(Extracted records)

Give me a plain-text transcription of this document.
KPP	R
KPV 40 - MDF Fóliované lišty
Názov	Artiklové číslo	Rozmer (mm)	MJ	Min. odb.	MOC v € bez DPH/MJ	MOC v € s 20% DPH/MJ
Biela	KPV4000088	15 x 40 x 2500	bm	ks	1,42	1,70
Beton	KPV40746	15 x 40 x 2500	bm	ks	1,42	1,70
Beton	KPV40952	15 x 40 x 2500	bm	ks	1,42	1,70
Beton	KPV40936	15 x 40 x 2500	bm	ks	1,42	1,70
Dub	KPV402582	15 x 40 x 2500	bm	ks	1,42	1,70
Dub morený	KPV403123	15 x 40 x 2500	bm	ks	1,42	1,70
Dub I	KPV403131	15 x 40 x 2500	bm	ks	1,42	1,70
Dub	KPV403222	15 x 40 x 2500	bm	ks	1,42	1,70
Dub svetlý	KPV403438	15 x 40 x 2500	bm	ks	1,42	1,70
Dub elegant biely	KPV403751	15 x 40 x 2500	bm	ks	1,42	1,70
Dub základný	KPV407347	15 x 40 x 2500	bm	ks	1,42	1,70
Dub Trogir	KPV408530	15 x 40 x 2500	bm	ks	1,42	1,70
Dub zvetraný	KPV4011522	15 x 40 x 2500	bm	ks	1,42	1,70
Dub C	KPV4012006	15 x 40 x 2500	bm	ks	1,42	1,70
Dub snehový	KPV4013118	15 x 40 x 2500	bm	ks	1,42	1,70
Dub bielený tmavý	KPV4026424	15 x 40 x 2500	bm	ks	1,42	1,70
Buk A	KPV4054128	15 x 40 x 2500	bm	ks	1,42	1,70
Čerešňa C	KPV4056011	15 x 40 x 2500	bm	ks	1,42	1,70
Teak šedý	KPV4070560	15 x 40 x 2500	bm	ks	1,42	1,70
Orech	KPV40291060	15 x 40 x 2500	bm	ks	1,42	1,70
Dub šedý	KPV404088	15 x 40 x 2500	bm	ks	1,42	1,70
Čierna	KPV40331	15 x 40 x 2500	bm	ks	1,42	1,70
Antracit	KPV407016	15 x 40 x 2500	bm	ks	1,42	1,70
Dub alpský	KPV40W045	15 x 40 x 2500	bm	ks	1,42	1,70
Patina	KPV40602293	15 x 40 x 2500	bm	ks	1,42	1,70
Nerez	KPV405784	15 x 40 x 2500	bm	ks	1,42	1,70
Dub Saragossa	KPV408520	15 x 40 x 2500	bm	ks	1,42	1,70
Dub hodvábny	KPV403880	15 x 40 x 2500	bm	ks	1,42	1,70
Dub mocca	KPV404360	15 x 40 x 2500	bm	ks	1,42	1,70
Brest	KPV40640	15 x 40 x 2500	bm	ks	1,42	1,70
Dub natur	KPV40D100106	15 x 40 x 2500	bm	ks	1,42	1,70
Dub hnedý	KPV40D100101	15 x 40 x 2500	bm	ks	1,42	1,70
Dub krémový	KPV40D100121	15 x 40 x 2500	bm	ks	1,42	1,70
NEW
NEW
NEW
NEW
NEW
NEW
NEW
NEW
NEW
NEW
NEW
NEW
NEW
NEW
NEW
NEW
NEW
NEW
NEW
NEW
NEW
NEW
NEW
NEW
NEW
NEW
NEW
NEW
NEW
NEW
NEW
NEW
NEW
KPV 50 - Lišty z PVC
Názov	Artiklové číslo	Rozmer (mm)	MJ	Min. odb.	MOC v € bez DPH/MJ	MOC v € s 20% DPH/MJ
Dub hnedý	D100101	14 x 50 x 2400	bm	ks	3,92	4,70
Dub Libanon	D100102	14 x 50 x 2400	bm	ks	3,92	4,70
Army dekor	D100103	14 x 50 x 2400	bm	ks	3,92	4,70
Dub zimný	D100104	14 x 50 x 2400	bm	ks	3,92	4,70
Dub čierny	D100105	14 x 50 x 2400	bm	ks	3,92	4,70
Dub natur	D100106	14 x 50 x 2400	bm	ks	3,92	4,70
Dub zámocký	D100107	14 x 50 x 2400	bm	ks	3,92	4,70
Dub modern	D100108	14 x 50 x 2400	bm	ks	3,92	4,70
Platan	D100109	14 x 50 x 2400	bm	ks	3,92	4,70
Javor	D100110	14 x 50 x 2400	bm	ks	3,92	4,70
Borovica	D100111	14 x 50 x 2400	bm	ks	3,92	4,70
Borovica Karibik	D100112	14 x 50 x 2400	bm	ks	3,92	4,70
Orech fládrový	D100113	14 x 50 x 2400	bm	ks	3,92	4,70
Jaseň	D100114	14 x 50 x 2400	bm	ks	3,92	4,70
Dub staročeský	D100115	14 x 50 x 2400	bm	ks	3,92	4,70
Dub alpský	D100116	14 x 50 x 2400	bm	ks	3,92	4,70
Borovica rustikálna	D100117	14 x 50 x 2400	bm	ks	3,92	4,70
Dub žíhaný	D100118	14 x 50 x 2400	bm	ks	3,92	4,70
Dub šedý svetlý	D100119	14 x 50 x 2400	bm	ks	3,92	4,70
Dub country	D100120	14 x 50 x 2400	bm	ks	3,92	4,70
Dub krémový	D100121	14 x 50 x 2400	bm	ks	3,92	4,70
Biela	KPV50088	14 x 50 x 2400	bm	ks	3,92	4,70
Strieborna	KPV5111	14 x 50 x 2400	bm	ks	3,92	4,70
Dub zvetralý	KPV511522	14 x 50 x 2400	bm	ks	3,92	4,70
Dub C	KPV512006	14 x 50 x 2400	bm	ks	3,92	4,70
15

To do:
Repeat every entry exactly as written above.

Response:
Give me a plain-text transcription of this document.
KPP	R
KPV 40 - MDF Fóliované lišty
Názov	Artiklové číslo	Rozmer (mm)	MJ	Min. odb.	MOC v € bez DPH/MJ	MOC v € s 20% DPH/MJ
Biela	KPV4000088	15 x 40 x 2500	bm	ks	1,42	1,70
Beton	KPV40746	15 x 40 x 2500	bm	ks	1,42	1,70
Beton	KPV40952	15 x 40 x 2500	bm	ks	1,42	1,70
Beton	KPV40936	15 x 40 x 2500	bm	ks	1,42	1,70
Dub	KPV402582	15 x 40 x 2500	bm	ks	1,42	1,70
Dub morený	KPV403123	15 x 40 x 2500	bm	ks	1,42	1,70
Dub I	KPV403131	15 x 40 x 2500	bm	ks	1,42	1,70
Dub	KPV403222	15 x 40 x 2500	bm	ks	1,42	1,70
Dub svetlý	KPV403438	15 x 40 x 2500	bm	ks	1,42	1,70
Dub elegant biely	KPV403751	15 x 40 x 2500	bm	ks	1,42	1,70
Dub základný	KPV407347	15 x 40 x 2500	bm	ks	1,42	1,70
Dub Trogir	KPV408530	15 x 40 x 2500	bm	ks	1,42	1,70
Dub zvetraný	KPV4011522	15 x 40 x 2500	bm	ks	1,42	1,70
Dub C	KPV4012006	15 x 40 x 2500	bm	ks	1,42	1,70
Dub snehový	KPV4013118	15 x 40 x 2500	bm	ks	1,42	1,70
Dub bielený tmavý	KPV4026424	15 x 40 x 2500	bm	ks	1,42	1,70
Buk A	KPV4054128	15 x 40 x 2500	bm	ks	1,42	1,70
Čerešňa C	KPV4056011	15 x 40 x 2500	bm	ks	1,42	1,70
Teak šedý	KPV4070560	15 x 40 x 2500	bm	ks	1,42	1,70
Orech	KPV40291060	15 x 40 x 2500	bm	ks	1,42	1,70
Dub šedý	KPV404088	15 x 40 x 2500	bm	ks	1,42	1,70
Čierna	KPV40331	15 x 40 x 2500	bm	ks	1,42	1,70
Antracit	KPV407016	15 x 40 x 2500	bm	ks	1,42	1,70
Dub alpský	KPV40W045	15 x 40 x 2500	bm	ks	1,42	1,70
Patina	KPV40602293	15 x 40 x 2500	bm	ks	1,42	1,70
Nerez	KPV405784	15 x 40 x 2500	bm	ks	1,42	1,70
Dub Saragossa	KPV408520	15 x 40 x 2500	bm	ks	1,42	1,70
Dub hodvábny	KPV403880	15 x 40 x 2500	bm	ks	1,42	1,70
Dub mocca	KPV404360	15 x 40 x 2500	bm	ks	1,42	1,70
Brest	KPV40640	15 x 40 x 2500	bm	ks	1,42	1,70
Dub natur	KPV40D100106	15 x 40 x 2500	bm	ks	1,42	1,70
Dub hnedý	KPV40D100101	15 x 40 x 2500	bm	ks	1,42	1,70
Dub krémový	KPV40D100121	15 x 40 x 2500	bm	ks	1,42	1,70
NEW
NEW
NEW
NEW
NEW
NEW
NEW
NEW
NEW
NEW
NEW
NEW
NEW
NEW
NEW
NEW
NEW
NEW
NEW
NEW
NEW
NEW
NEW
NEW
NEW
NEW
NEW
NEW
NEW
NEW
NEW
NEW
NEW
KPV 50 - Lišty z PVC
Názov	Artiklové číslo	Rozmer (mm)	MJ	Min. odb.	MOC v € bez DPH/MJ	MOC v € s 20% DPH/MJ
Dub hnedý	D100101	14 x 50 x 2400	bm	ks	3,92	4,70
Dub Libanon	D100102	14 x 50 x 2400	bm	ks	3,92	4,70
Army dekor	D100103	14 x 50 x 2400	bm	ks	3,92	4,70
Dub zimný	D100104	14 x 50 x 2400	bm	ks	3,92	4,70
Dub čierny	D100105	14 x 50 x 2400	bm	ks	3,92	4,70
Dub natur	D100106	14 x 50 x 2400	bm	ks	3,92	4,70
Dub zámocký	D100107	14 x 50 x 2400	bm	ks	3,92	4,70
Dub modern	D100108	14 x 50 x 2400	bm	ks	3,92	4,70
Platan	D100109	14 x 50 x 2400	bm	ks	3,92	4,70
Javor	D100110	14 x 50 x 2400	bm	ks	3,92	4,70
Borovica	D100111	14 x 50 x 2400	bm	ks	3,92	4,70
Borovica Karibik	D100112	14 x 50 x 2400	bm	ks	3,92	4,70
Orech fládrový	D100113	14 x 50 x 2400	bm	ks	3,92	4,70
Jaseň	D100114	14 x 50 x 2400	bm	ks	3,92	4,70
Dub staročeský	D100115	14 x 50 x 2400	bm	ks	3,92	4,70
Dub alpský	D100116	14 x 50 x 2400	bm	ks	3,92	4,70
Borovica rustikálna	D100117	14 x 50 x 2400	bm	ks	3,92	4,70
Dub žíhaný	D100118	14 x 50 x 2400	bm	ks	3,92	4,70
Dub šedý svetlý	D100119	14 x 50 x 2400	bm	ks	3,92	4,70
Dub country	D100120	14 x 50 x 2400	bm	ks	3,92	4,70
Dub krémový	D100121	14 x 50 x 2400	bm	ks	3,92	4,70
Biela	KPV50088	14 x 50 x 2400	bm	ks	3,92	4,70
Strieborna	KPV5111	14 x 50 x 2400	bm	ks	3,92	4,70
Dub zvetralý	KPV511522	14 x 50 x 2400	bm	ks	3,92	4,70
Dub C	KPV512006	14 x 50 x 2400	bm	ks	3,92	4,70
15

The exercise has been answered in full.